Saved entries
--- START ---

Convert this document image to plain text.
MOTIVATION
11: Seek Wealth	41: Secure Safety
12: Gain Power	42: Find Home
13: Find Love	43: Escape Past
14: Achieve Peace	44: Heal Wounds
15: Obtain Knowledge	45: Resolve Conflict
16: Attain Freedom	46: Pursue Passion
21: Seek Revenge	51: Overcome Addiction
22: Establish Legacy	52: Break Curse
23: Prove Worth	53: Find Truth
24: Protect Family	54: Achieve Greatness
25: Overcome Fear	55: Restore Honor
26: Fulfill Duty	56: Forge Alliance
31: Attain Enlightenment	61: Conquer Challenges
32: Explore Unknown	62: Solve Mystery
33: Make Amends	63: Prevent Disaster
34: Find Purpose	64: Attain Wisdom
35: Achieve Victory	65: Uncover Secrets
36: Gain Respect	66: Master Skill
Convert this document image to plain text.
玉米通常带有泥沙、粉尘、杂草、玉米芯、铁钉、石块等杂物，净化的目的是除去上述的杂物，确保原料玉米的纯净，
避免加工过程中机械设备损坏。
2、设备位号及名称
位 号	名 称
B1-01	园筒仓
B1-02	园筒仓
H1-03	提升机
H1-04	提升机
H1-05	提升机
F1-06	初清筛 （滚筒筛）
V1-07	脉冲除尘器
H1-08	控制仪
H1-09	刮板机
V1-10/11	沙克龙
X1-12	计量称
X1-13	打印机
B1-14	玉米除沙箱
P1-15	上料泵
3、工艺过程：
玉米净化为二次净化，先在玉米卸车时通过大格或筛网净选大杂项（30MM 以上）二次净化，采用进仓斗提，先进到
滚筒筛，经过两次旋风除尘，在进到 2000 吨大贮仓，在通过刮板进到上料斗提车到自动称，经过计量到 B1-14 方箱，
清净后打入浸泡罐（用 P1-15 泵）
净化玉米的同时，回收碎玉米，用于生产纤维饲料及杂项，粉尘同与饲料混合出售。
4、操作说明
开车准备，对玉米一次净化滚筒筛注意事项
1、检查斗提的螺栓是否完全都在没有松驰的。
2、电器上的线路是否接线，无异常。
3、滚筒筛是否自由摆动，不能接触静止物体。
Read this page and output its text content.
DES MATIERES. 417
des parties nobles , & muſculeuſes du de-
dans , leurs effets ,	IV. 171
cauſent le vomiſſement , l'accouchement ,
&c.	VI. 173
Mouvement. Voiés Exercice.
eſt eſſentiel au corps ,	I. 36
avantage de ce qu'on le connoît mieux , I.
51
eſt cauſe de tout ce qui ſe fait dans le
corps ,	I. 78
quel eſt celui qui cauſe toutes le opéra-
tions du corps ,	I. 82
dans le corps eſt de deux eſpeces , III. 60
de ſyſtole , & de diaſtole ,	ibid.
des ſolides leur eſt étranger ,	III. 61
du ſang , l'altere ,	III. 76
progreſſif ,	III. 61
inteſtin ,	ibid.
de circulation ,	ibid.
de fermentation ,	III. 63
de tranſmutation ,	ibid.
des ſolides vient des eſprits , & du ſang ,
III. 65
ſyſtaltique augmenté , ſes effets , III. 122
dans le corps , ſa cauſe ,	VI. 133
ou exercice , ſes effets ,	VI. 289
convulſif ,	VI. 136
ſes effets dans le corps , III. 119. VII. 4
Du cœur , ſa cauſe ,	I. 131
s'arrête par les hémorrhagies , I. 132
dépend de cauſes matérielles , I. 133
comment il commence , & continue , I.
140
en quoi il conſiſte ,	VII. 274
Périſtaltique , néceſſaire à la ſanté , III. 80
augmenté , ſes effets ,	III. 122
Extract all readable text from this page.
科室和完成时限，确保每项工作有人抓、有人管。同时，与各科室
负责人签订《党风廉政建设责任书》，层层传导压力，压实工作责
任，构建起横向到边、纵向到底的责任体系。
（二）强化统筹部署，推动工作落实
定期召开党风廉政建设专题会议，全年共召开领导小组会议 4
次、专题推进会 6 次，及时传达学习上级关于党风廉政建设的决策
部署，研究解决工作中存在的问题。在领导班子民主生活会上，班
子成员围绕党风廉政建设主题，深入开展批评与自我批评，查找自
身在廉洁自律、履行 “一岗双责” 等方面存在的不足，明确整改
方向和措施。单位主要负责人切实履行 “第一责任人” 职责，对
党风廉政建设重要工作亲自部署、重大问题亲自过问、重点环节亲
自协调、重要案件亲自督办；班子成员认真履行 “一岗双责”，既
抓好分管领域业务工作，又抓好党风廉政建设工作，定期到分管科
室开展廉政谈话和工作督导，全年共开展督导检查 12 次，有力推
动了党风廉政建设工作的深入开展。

--- END ---

GOAL: Repeat exactly, and only, the lines from the line containing "Extract all readable text from this page." through the last line of the records above, both included.

ANSWER BELOW:
Extract all readable text from this page.
科室和完成时限，确保每项工作有人抓、有人管。同时，与各科室
负责人签订《党风廉政建设责任书》，层层传导压力，压实工作责
任，构建起横向到边、纵向到底的责任体系。
（二）强化统筹部署，推动工作落实
定期召开党风廉政建设专题会议，全年共召开领导小组会议 4
次、专题推进会 6 次，及时传达学习上级关于党风廉政建设的决策
部署，研究解决工作中存在的问题。在领导班子民主生活会上，班
子成员围绕党风廉政建设主题，深入开展批评与自我批评，查找自
身在廉洁自律、履行 “一岗双责” 等方面存在的不足，明确整改
方向和措施。单位主要负责人切实履行 “第一责任人” 职责，对
党风廉政建设重要工作亲自部署、重大问题亲自过问、重点环节亲
自协调、重要案件亲自督办；班子成员认真履行 “一岗双责”，既
抓好分管领域业务工作，又抓好党风廉政建设工作，定期到分管科
室开展廉政谈话和工作督导，全年共开展督导检查 12 次，有力推
动了党风廉政建设工作的深入开展。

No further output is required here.